• REQUIREMENTS: Output the material exactly, but drop every image it holds.

* * *

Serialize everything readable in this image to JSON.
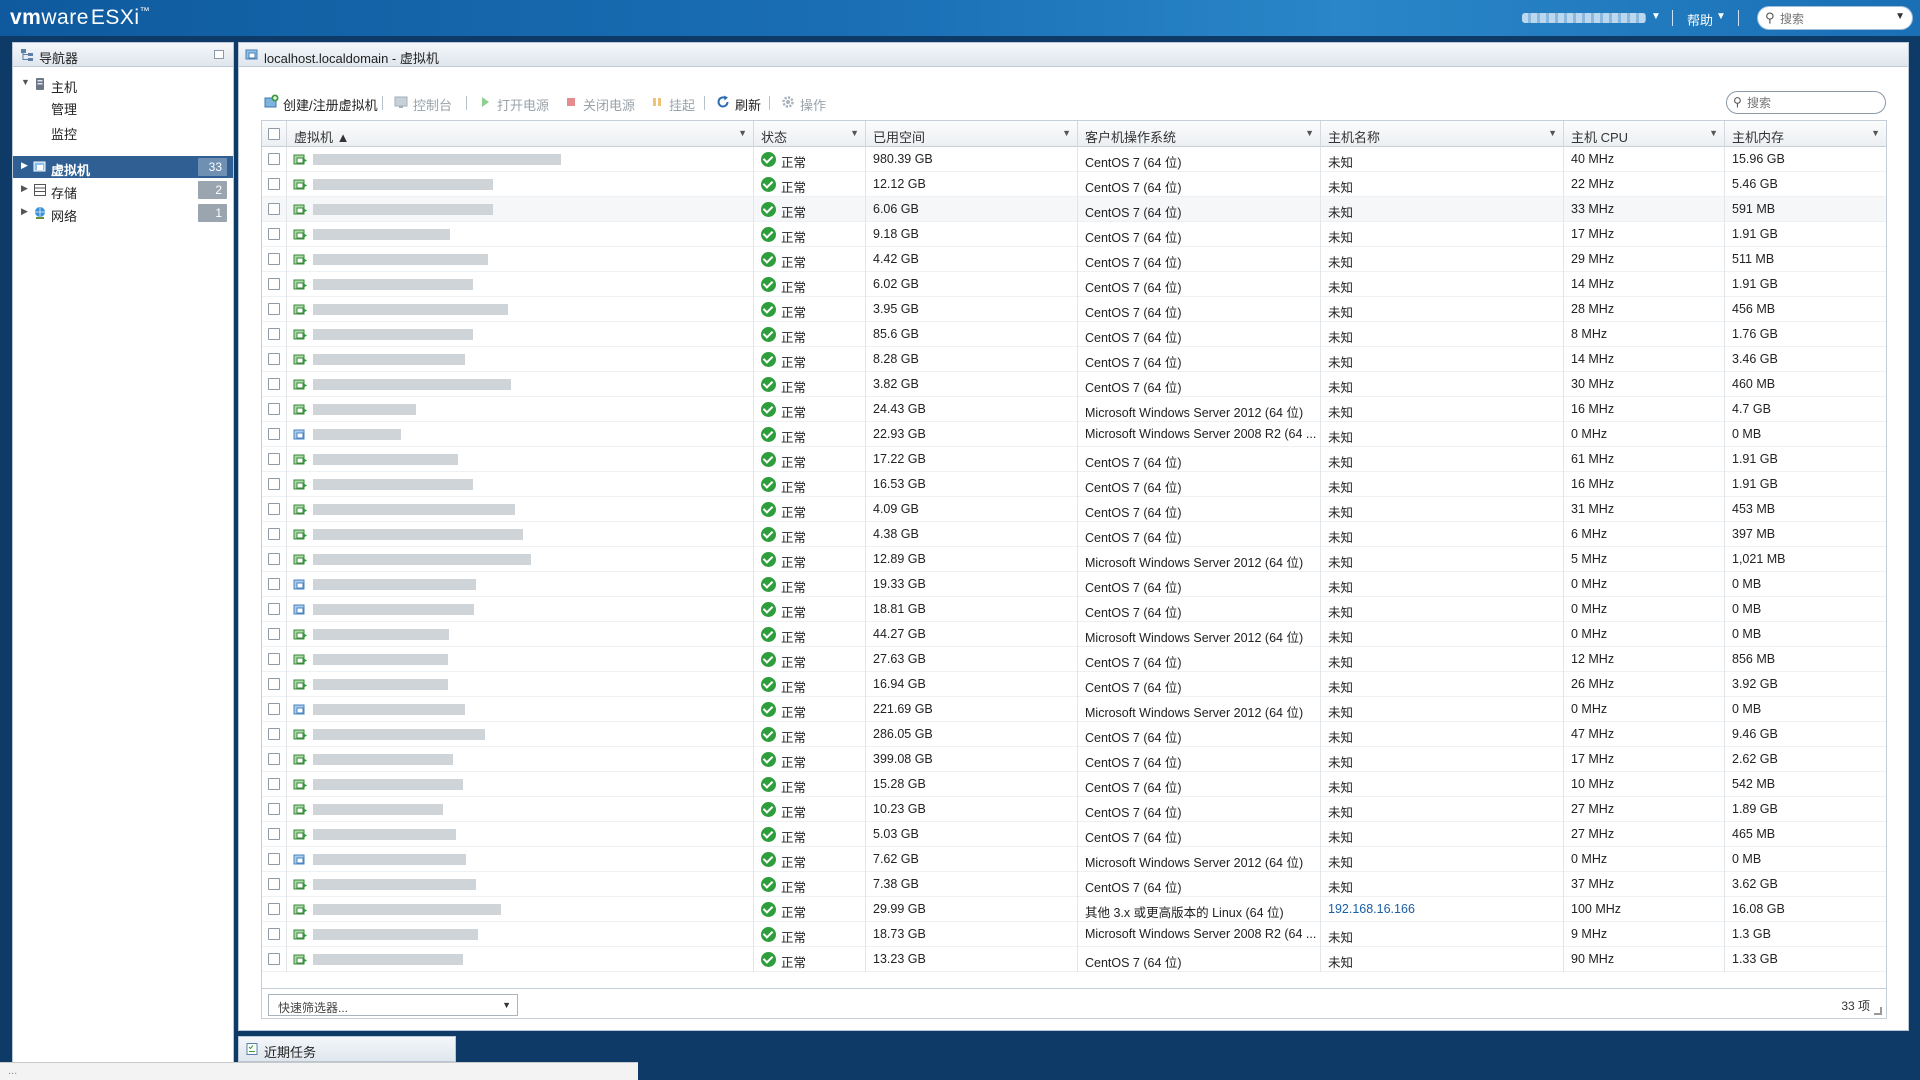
{
  "header": {
    "brand_vm": "vm",
    "brand_ware": "ware",
    "brand_esxi": "ESXi",
    "brand_tm": "™",
    "help_label": "帮助",
    "search_placeholder": "搜索"
  },
  "navigator": {
    "title": "导航器",
    "items": [
      {
        "label": "主机",
        "badge": ""
      },
      {
        "label": "管理",
        "badge": ""
      },
      {
        "label": "监控",
        "badge": ""
      },
      {
        "label": "虚拟机",
        "badge": "33"
      },
      {
        "label": "存储",
        "badge": "2"
      },
      {
        "label": "网络",
        "badge": "1"
      }
    ]
  },
  "content": {
    "title": "localhost.localdomain - 虚拟机",
    "search_placeholder": "搜索"
  },
  "toolbar": {
    "create": "创建/注册虚拟机",
    "console": "控制台",
    "power_on": "打开电源",
    "power_off": "关闭电源",
    "suspend": "挂起",
    "refresh": "刷新",
    "actions": "操作"
  },
  "grid": {
    "columns": [
      "虚拟机 ▲",
      "状态",
      "已用空间",
      "客户机操作系统",
      "主机名称",
      "主机 CPU",
      "主机内存"
    ],
    "rows": [
      {
        "status": "正常",
        "space": "980.39 GB",
        "os": "CentOS 7 (64 位)",
        "host": "未知",
        "cpu": "40 MHz",
        "mem": "15.96 GB"
      },
      {
        "status": "正常",
        "space": "12.12 GB",
        "os": "CentOS 7 (64 位)",
        "host": "未知",
        "cpu": "22 MHz",
        "mem": "5.46 GB"
      },
      {
        "status": "正常",
        "space": "6.06 GB",
        "os": "CentOS 7 (64 位)",
        "host": "未知",
        "cpu": "33 MHz",
        "mem": "591 MB"
      },
      {
        "status": "正常",
        "space": "9.18 GB",
        "os": "CentOS 7 (64 位)",
        "host": "未知",
        "cpu": "17 MHz",
        "mem": "1.91 GB"
      },
      {
        "status": "正常",
        "space": "4.42 GB",
        "os": "CentOS 7 (64 位)",
        "host": "未知",
        "cpu": "29 MHz",
        "mem": "511 MB"
      },
      {
        "status": "正常",
        "space": "6.02 GB",
        "os": "CentOS 7 (64 位)",
        "host": "未知",
        "cpu": "14 MHz",
        "mem": "1.91 GB"
      },
      {
        "status": "正常",
        "space": "3.95 GB",
        "os": "CentOS 7 (64 位)",
        "host": "未知",
        "cpu": "28 MHz",
        "mem": "456 MB"
      },
      {
        "status": "正常",
        "space": "85.6 GB",
        "os": "CentOS 7 (64 位)",
        "host": "未知",
        "cpu": "8 MHz",
        "mem": "1.76 GB"
      },
      {
        "status": "正常",
        "space": "8.28 GB",
        "os": "CentOS 7 (64 位)",
        "host": "未知",
        "cpu": "14 MHz",
        "mem": "3.46 GB"
      },
      {
        "status": "正常",
        "space": "3.82 GB",
        "os": "CentOS 7 (64 位)",
        "host": "未知",
        "cpu": "30 MHz",
        "mem": "460 MB"
      },
      {
        "status": "正常",
        "space": "24.43 GB",
        "os": "Microsoft Windows Server 2012 (64 位)",
        "host": "未知",
        "cpu": "16 MHz",
        "mem": "4.7 GB"
      },
      {
        "status": "正常",
        "space": "22.93 GB",
        "os": "Microsoft Windows Server 2008 R2 (64 ...",
        "host": "未知",
        "cpu": "0 MHz",
        "mem": "0 MB"
      },
      {
        "status": "正常",
        "space": "17.22 GB",
        "os": "CentOS 7 (64 位)",
        "host": "未知",
        "cpu": "61 MHz",
        "mem": "1.91 GB"
      },
      {
        "status": "正常",
        "space": "16.53 GB",
        "os": "CentOS 7 (64 位)",
        "host": "未知",
        "cpu": "16 MHz",
        "mem": "1.91 GB"
      },
      {
        "status": "正常",
        "space": "4.09 GB",
        "os": "CentOS 7 (64 位)",
        "host": "未知",
        "cpu": "31 MHz",
        "mem": "453 MB"
      },
      {
        "status": "正常",
        "space": "4.38 GB",
        "os": "CentOS 7 (64 位)",
        "host": "未知",
        "cpu": "6 MHz",
        "mem": "397 MB"
      },
      {
        "status": "正常",
        "space": "12.89 GB",
        "os": "Microsoft Windows Server 2012 (64 位)",
        "host": "未知",
        "cpu": "5 MHz",
        "mem": "1,021 MB"
      },
      {
        "status": "正常",
        "space": "19.33 GB",
        "os": "CentOS 7 (64 位)",
        "host": "未知",
        "cpu": "0 MHz",
        "mem": "0 MB"
      },
      {
        "status": "正常",
        "space": "18.81 GB",
        "os": "CentOS 7 (64 位)",
        "host": "未知",
        "cpu": "0 MHz",
        "mem": "0 MB"
      },
      {
        "status": "正常",
        "space": "44.27 GB",
        "os": "Microsoft Windows Server 2012 (64 位)",
        "host": "未知",
        "cpu": "0 MHz",
        "mem": "0 MB"
      },
      {
        "status": "正常",
        "space": "27.63 GB",
        "os": "CentOS 7 (64 位)",
        "host": "未知",
        "cpu": "12 MHz",
        "mem": "856 MB"
      },
      {
        "status": "正常",
        "space": "16.94 GB",
        "os": "CentOS 7 (64 位)",
        "host": "未知",
        "cpu": "26 MHz",
        "mem": "3.92 GB"
      },
      {
        "status": "正常",
        "space": "221.69 GB",
        "os": "Microsoft Windows Server 2012 (64 位)",
        "host": "未知",
        "cpu": "0 MHz",
        "mem": "0 MB"
      },
      {
        "status": "正常",
        "space": "286.05 GB",
        "os": "CentOS 7 (64 位)",
        "host": "未知",
        "cpu": "47 MHz",
        "mem": "9.46 GB"
      },
      {
        "status": "正常",
        "space": "399.08 GB",
        "os": "CentOS 7 (64 位)",
        "host": "未知",
        "cpu": "17 MHz",
        "mem": "2.62 GB"
      },
      {
        "status": "正常",
        "space": "15.28 GB",
        "os": "CentOS 7 (64 位)",
        "host": "未知",
        "cpu": "10 MHz",
        "mem": "542 MB"
      },
      {
        "status": "正常",
        "space": "10.23 GB",
        "os": "CentOS 7 (64 位)",
        "host": "未知",
        "cpu": "27 MHz",
        "mem": "1.89 GB"
      },
      {
        "status": "正常",
        "space": "5.03 GB",
        "os": "CentOS 7 (64 位)",
        "host": "未知",
        "cpu": "27 MHz",
        "mem": "465 MB"
      },
      {
        "status": "正常",
        "space": "7.62 GB",
        "os": "Microsoft Windows Server 2012 (64 位)",
        "host": "未知",
        "cpu": "0 MHz",
        "mem": "0 MB"
      },
      {
        "status": "正常",
        "space": "7.38 GB",
        "os": "CentOS 7 (64 位)",
        "host": "未知",
        "cpu": "37 MHz",
        "mem": "3.62 GB"
      },
      {
        "status": "正常",
        "space": "29.99 GB",
        "os": "其他 3.x 或更高版本的 Linux (64 位)",
        "host": "192.168.16.166",
        "cpu": "100 MHz",
        "mem": "16.08 GB"
      },
      {
        "status": "正常",
        "space": "18.73 GB",
        "os": "Microsoft Windows Server 2008 R2 (64 ...",
        "host": "未知",
        "cpu": "9 MHz",
        "mem": "1.3 GB"
      },
      {
        "status": "正常",
        "space": "13.23 GB",
        "os": "CentOS 7 (64 位)",
        "host": "未知",
        "cpu": "90 MHz",
        "mem": "1.33 GB"
      }
    ],
    "quick_filter": "快速筛选器...",
    "item_count": "33 项"
  },
  "recent_tasks": {
    "title": "近期任务"
  },
  "statusbar": {
    "text": "..."
  },
  "colors": {
    "header_blue": "#1a6fb5",
    "selected_nav": "#2f5f93",
    "status_ok": "#2e9e3c",
    "link_blue": "#1a5fa5"
  }
}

* * *

• TASK ANSWER:
Serialize everything readable in this image to JSON.
{
  "header": {
    "brand_vm": "vm",
    "brand_ware": "ware",
    "brand_esxi": "ESXi",
    "brand_tm": "™",
    "help_label": "帮助",
    "search_placeholder": "搜索"
  },
  "navigator": {
    "title": "导航器",
    "items": [
      {
        "label": "主机",
        "badge": ""
      },
      {
        "label": "管理",
        "badge": ""
      },
      {
        "label": "监控",
        "badge": ""
      },
      {
        "label": "虚拟机",
        "badge": "33"
      },
      {
        "label": "存储",
        "badge": "2"
      },
      {
        "label": "网络",
        "badge": "1"
      }
    ]
  },
  "content": {
    "title": "localhost.localdomain - 虚拟机",
    "search_placeholder": "搜索"
  },
  "toolbar": {
    "create": "创建/注册虚拟机",
    "console": "控制台",
    "power_on": "打开电源",
    "power_off": "关闭电源",
    "suspend": "挂起",
    "refresh": "刷新",
    "actions": "操作"
  },
  "grid": {
    "columns": [
      "虚拟机 ▲",
      "状态",
      "已用空间",
      "客户机操作系统",
      "主机名称",
      "主机 CPU",
      "主机内存"
    ],
    "rows": [
      {
        "status": "正常",
        "space": "980.39 GB",
        "os": "CentOS 7 (64 位)",
        "host": "未知",
        "cpu": "40 MHz",
        "mem": "15.96 GB"
      },
      {
        "status": "正常",
        "space": "12.12 GB",
        "os": "CentOS 7 (64 位)",
        "host": "未知",
        "cpu": "22 MHz",
        "mem": "5.46 GB"
      },
      {
        "status": "正常",
        "space": "6.06 GB",
        "os": "CentOS 7 (64 位)",
        "host": "未知",
        "cpu": "33 MHz",
        "mem": "591 MB"
      },
      {
        "status": "正常",
        "space": "9.18 GB",
        "os": "CentOS 7 (64 位)",
        "host": "未知",
        "cpu": "17 MHz",
        "mem": "1.91 GB"
      },
      {
        "status": "正常",
        "space": "4.42 GB",
        "os": "CentOS 7 (64 位)",
        "host": "未知",
        "cpu": "29 MHz",
        "mem": "511 MB"
      },
      {
        "status": "正常",
        "space": "6.02 GB",
        "os": "CentOS 7 (64 位)",
        "host": "未知",
        "cpu": "14 MHz",
        "mem": "1.91 GB"
      },
      {
        "status": "正常",
        "space": "3.95 GB",
        "os": "CentOS 7 (64 位)",
        "host": "未知",
        "cpu": "28 MHz",
        "mem": "456 MB"
      },
      {
        "status": "正常",
        "space": "85.6 GB",
        "os": "CentOS 7 (64 位)",
        "host": "未知",
        "cpu": "8 MHz",
        "mem": "1.76 GB"
      },
      {
        "status": "正常",
        "space": "8.28 GB",
        "os": "CentOS 7 (64 位)",
        "host": "未知",
        "cpu": "14 MHz",
        "mem": "3.46 GB"
      },
      {
        "status": "正常",
        "space": "3.82 GB",
        "os": "CentOS 7 (64 位)",
        "host": "未知",
        "cpu": "30 MHz",
        "mem": "460 MB"
      },
      {
        "status": "正常",
        "space": "24.43 GB",
        "os": "Microsoft Windows Server 2012 (64 位)",
        "host": "未知",
        "cpu": "16 MHz",
        "mem": "4.7 GB"
      },
      {
        "status": "正常",
        "space": "22.93 GB",
        "os": "Microsoft Windows Server 2008 R2 (64 ...",
        "host": "未知",
        "cpu": "0 MHz",
        "mem": "0 MB"
      },
      {
        "status": "正常",
        "space": "17.22 GB",
        "os": "CentOS 7 (64 位)",
        "host": "未知",
        "cpu": "61 MHz",
        "mem": "1.91 GB"
      },
      {
        "status": "正常",
        "space": "16.53 GB",
        "os": "CentOS 7 (64 位)",
        "host": "未知",
        "cpu": "16 MHz",
        "mem": "1.91 GB"
      },
      {
        "status": "正常",
        "space": "4.09 GB",
        "os": "CentOS 7 (64 位)",
        "host": "未知",
        "cpu": "31 MHz",
        "mem": "453 MB"
      },
      {
        "status": "正常",
        "space": "4.38 GB",
        "os": "CentOS 7 (64 位)",
        "host": "未知",
        "cpu": "6 MHz",
        "mem": "397 MB"
      },
      {
        "status": "正常",
        "space": "12.89 GB",
        "os": "Microsoft Windows Server 2012 (64 位)",
        "host": "未知",
        "cpu": "5 MHz",
        "mem": "1,021 MB"
      },
      {
        "status": "正常",
        "space": "19.33 GB",
        "os": "CentOS 7 (64 位)",
        "host": "未知",
        "cpu": "0 MHz",
        "mem": "0 MB"
      },
      {
        "status": "正常",
        "space": "18.81 GB",
        "os": "CentOS 7 (64 位)",
        "host": "未知",
        "cpu": "0 MHz",
        "mem": "0 MB"
      },
      {
        "status": "正常",
        "space": "44.27 GB",
        "os": "Microsoft Windows Server 2012 (64 位)",
        "host": "未知",
        "cpu": "0 MHz",
        "mem": "0 MB"
      },
      {
        "status": "正常",
        "space": "27.63 GB",
        "os": "CentOS 7 (64 位)",
        "host": "未知",
        "cpu": "12 MHz",
        "mem": "856 MB"
      },
      {
        "status": "正常",
        "space": "16.94 GB",
        "os": "CentOS 7 (64 位)",
        "host": "未知",
        "cpu": "26 MHz",
        "mem": "3.92 GB"
      },
      {
        "status": "正常",
        "space": "221.69 GB",
        "os": "Microsoft Windows Server 2012 (64 位)",
        "host": "未知",
        "cpu": "0 MHz",
        "mem": "0 MB"
      },
      {
        "status": "正常",
        "space": "286.05 GB",
        "os": "CentOS 7 (64 位)",
        "host": "未知",
        "cpu": "47 MHz",
        "mem": "9.46 GB"
      },
      {
        "status": "正常",
        "space": "399.08 GB",
        "os": "CentOS 7 (64 位)",
        "host": "未知",
        "cpu": "17 MHz",
        "mem": "2.62 GB"
      },
      {
        "status": "正常",
        "space": "15.28 GB",
        "os": "CentOS 7 (64 位)",
        "host": "未知",
        "cpu": "10 MHz",
        "mem": "542 MB"
      },
      {
        "status": "正常",
        "space": "10.23 GB",
        "os": "CentOS 7 (64 位)",
        "host": "未知",
        "cpu": "27 MHz",
        "mem": "1.89 GB"
      },
      {
        "status": "正常",
        "space": "5.03 GB",
        "os": "CentOS 7 (64 位)",
        "host": "未知",
        "cpu": "27 MHz",
        "mem": "465 MB"
      },
      {
        "status": "正常",
        "space": "7.62 GB",
        "os": "Microsoft Windows Server 2012 (64 位)",
        "host": "未知",
        "cpu": "0 MHz",
        "mem": "0 MB"
      },
      {
        "status": "正常",
        "space": "7.38 GB",
        "os": "CentOS 7 (64 位)",
        "host": "未知",
        "cpu": "37 MHz",
        "mem": "3.62 GB"
      },
      {
        "status": "正常",
        "space": "29.99 GB",
        "os": "其他 3.x 或更高版本的 Linux (64 位)",
        "host": "192.168.16.166",
        "cpu": "100 MHz",
        "mem": "16.08 GB"
      },
      {
        "status": "正常",
        "space": "18.73 GB",
        "os": "Microsoft Windows Server 2008 R2 (64 ...",
        "host": "未知",
        "cpu": "9 MHz",
        "mem": "1.3 GB"
      },
      {
        "status": "正常",
        "space": "13.23 GB",
        "os": "CentOS 7 (64 位)",
        "host": "未知",
        "cpu": "90 MHz",
        "mem": "1.33 GB"
      }
    ],
    "quick_filter": "快速筛选器...",
    "item_count": "33 项"
  },
  "recent_tasks": {
    "title": "近期任务"
  },
  "statusbar": {
    "text": "..."
  },
  "colors": {
    "header_blue": "#1a6fb5",
    "selected_nav": "#2f5f93",
    "status_ok": "#2e9e3c",
    "link_blue": "#1a5fa5"
  }
}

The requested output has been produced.